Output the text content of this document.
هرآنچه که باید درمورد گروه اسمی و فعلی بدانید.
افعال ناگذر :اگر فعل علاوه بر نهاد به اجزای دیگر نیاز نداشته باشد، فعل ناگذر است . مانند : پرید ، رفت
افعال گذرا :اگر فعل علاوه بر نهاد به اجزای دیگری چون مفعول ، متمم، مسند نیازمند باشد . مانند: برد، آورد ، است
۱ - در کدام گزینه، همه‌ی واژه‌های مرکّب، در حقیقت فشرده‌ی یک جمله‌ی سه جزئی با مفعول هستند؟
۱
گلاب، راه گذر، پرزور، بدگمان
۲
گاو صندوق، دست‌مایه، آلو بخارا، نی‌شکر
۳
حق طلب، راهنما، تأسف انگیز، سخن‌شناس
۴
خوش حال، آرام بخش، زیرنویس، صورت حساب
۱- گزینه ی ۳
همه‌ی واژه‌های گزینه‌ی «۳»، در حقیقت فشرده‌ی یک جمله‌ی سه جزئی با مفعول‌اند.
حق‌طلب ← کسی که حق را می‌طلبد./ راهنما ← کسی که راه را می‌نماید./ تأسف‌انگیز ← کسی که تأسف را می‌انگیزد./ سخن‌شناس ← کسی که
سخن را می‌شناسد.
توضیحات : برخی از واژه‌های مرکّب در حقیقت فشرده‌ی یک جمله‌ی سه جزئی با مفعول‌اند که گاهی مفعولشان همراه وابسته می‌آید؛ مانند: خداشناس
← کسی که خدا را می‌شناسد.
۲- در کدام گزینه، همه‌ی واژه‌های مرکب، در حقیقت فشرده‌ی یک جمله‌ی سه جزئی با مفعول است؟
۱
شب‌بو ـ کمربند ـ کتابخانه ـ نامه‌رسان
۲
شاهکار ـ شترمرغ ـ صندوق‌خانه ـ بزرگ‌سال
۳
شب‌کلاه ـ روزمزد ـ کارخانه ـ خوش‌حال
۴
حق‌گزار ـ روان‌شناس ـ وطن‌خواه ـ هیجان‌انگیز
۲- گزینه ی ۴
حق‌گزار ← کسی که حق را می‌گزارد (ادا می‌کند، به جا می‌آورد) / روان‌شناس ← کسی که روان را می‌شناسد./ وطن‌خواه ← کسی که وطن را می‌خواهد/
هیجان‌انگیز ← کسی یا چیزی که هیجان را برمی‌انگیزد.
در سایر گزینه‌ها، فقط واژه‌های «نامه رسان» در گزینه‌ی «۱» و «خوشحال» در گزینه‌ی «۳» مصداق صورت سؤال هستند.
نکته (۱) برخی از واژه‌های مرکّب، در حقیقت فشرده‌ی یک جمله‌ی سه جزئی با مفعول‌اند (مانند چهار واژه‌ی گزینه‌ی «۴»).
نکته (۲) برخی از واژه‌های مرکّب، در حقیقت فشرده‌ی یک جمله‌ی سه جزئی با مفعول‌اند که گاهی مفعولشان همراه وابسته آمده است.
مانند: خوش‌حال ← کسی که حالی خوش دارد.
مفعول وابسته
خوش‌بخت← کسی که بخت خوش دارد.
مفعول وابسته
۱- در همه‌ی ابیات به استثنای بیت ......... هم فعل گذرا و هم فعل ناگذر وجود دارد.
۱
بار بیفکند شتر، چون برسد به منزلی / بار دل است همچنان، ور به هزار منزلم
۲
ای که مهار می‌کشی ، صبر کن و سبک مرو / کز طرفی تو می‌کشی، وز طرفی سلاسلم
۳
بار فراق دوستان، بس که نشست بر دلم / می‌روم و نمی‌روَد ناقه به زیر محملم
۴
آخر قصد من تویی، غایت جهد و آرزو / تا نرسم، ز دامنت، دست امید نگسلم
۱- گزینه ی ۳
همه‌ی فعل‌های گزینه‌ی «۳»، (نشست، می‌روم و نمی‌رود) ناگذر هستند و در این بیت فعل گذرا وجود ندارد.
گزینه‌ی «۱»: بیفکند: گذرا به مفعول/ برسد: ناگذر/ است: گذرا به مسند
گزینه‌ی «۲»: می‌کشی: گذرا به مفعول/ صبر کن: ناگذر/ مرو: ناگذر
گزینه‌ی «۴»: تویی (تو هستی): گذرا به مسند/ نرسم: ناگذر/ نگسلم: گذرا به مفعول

---+---

● **PROBLEM**
Send back each record exactly as it stands.

● **REPLY**
Output the text content of this document.
هرآنچه که باید درمورد گروه اسمی و فعلی بدانید.
افعال ناگذر :اگر فعل علاوه بر نهاد به اجزای دیگر نیاز نداشته باشد، فعل ناگذر است . مانند : پرید ، رفت
افعال گذرا :اگر فعل علاوه بر نهاد به اجزای دیگری چون مفعول ، متمم، مسند نیازمند باشد . مانند: برد، آورد ، است
۱ - در کدام گزینه، همه‌ی واژه‌های مرکّب، در حقیقت فشرده‌ی یک جمله‌ی سه جزئی با مفعول هستند؟
۱
گلاب، راه گذر، پرزور، بدگمان
۲
گاو صندوق، دست‌مایه، آلو بخارا، نی‌شکر
۳
حق طلب، راهنما، تأسف انگیز، سخن‌شناس
۴
خوش حال، آرام بخش، زیرنویس، صورت حساب
۱- گزینه ی ۳
همه‌ی واژه‌های گزینه‌ی «۳»، در حقیقت فشرده‌ی یک جمله‌ی سه جزئی با مفعول‌اند.
حق‌طلب ← کسی که حق را می‌طلبد./ راهنما ← کسی که راه را می‌نماید./ تأسف‌انگیز ← کسی که تأسف را می‌انگیزد./ سخن‌شناس ← کسی که
سخن را می‌شناسد.
توضیحات : برخی از واژه‌های مرکّب در حقیقت فشرده‌ی یک جمله‌ی سه جزئی با مفعول‌اند که گاهی مفعولشان همراه وابسته می‌آید؛ مانند: خداشناس
← کسی که خدا را می‌شناسد.
۲- در کدام گزینه، همه‌ی واژه‌های مرکب، در حقیقت فشرده‌ی یک جمله‌ی سه جزئی با مفعول است؟
۱
شب‌بو ـ کمربند ـ کتابخانه ـ نامه‌رسان
۲
شاهکار ـ شترمرغ ـ صندوق‌خانه ـ بزرگ‌سال
۳
شب‌کلاه ـ روزمزد ـ کارخانه ـ خوش‌حال
۴
حق‌گزار ـ روان‌شناس ـ وطن‌خواه ـ هیجان‌انگیز
۲- گزینه ی ۴
حق‌گزار ← کسی که حق را می‌گزارد (ادا می‌کند، به جا می‌آورد) / روان‌شناس ← کسی که روان را می‌شناسد./ وطن‌خواه ← کسی که وطن را می‌خواهد/
هیجان‌انگیز ← کسی یا چیزی که هیجان را برمی‌انگیزد.
در سایر گزینه‌ها، فقط واژه‌های «نامه رسان» در گزینه‌ی «۱» و «خوشحال» در گزینه‌ی «۳» مصداق صورت سؤال هستند.
نکته (۱) برخی از واژه‌های مرکّب، در حقیقت فشرده‌ی یک جمله‌ی سه جزئی با مفعول‌اند (مانند چهار واژه‌ی گزینه‌ی «۴»).
نکته (۲) برخی از واژه‌های مرکّب، در حقیقت فشرده‌ی یک جمله‌ی سه جزئی با مفعول‌اند که گاهی مفعولشان همراه وابسته آمده است.
مانند: خوش‌حال ← کسی که حالی خوش دارد.
مفعول وابسته
خوش‌بخت← کسی که بخت خوش دارد.
مفعول وابسته
۱- در همه‌ی ابیات به استثنای بیت ......... هم فعل گذرا و هم فعل ناگذر وجود دارد.
۱
بار بیفکند شتر، چون برسد به منزلی / بار دل است همچنان، ور به هزار منزلم
۲
ای که مهار می‌کشی ، صبر کن و سبک مرو / کز طرفی تو می‌کشی، وز طرفی سلاسلم
۳
بار فراق دوستان، بس که نشست بر دلم / می‌روم و نمی‌روَد ناقه به زیر محملم
۴
آخر قصد من تویی، غایت جهد و آرزو / تا نرسم، ز دامنت، دست امید نگسلم
۱- گزینه ی ۳
همه‌ی فعل‌های گزینه‌ی «۳»، (نشست، می‌روم و نمی‌رود) ناگذر هستند و در این بیت فعل گذرا وجود ندارد.
گزینه‌ی «۱»: بیفکند: گذرا به مفعول/ برسد: ناگذر/ است: گذرا به مسند
گزینه‌ی «۲»: می‌کشی: گذرا به مفعول/ صبر کن: ناگذر/ مرو: ناگذر
گزینه‌ی «۴»: تویی (تو هستی): گذرا به مسند/ نرسم: ناگذر/ نگسلم: گذرا به مفعول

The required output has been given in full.